▸ MATERIAL SUPPLIED

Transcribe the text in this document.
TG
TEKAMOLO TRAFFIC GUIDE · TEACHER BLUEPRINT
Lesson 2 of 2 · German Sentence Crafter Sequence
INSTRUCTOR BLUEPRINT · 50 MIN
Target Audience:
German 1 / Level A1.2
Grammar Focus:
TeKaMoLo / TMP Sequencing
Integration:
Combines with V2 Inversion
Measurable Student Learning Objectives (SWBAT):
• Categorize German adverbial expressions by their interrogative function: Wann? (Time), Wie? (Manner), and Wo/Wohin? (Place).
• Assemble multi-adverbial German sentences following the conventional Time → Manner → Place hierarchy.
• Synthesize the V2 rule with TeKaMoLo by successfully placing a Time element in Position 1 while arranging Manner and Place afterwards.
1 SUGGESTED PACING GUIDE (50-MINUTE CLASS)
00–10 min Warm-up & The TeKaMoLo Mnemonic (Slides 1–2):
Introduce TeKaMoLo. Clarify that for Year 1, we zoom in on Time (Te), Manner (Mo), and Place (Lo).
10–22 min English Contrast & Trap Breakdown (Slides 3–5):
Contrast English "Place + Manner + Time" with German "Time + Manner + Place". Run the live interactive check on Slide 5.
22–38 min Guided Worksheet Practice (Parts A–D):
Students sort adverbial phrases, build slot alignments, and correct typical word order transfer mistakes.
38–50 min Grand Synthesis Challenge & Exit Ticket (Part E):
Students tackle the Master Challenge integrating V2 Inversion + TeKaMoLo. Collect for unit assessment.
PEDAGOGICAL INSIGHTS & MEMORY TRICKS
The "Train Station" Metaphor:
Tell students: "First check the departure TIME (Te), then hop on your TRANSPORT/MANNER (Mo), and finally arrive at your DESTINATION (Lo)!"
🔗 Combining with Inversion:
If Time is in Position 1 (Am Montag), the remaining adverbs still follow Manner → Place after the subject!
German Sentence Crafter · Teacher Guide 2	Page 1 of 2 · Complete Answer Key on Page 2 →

▸ TASK DIRECTIONS
Copy every single line of the material above that holds "check".

▸ FINISHED ANSWER
Contrast English "Place + Manner + Time" with German "Time + Manner + Place". Run the live interactive check on Slide 5.
Tell students: "First check the departure TIME (Te), then hop on your TRANSPORT/MANNER (Mo), and finally arrive at your DESTINATION (Lo)!"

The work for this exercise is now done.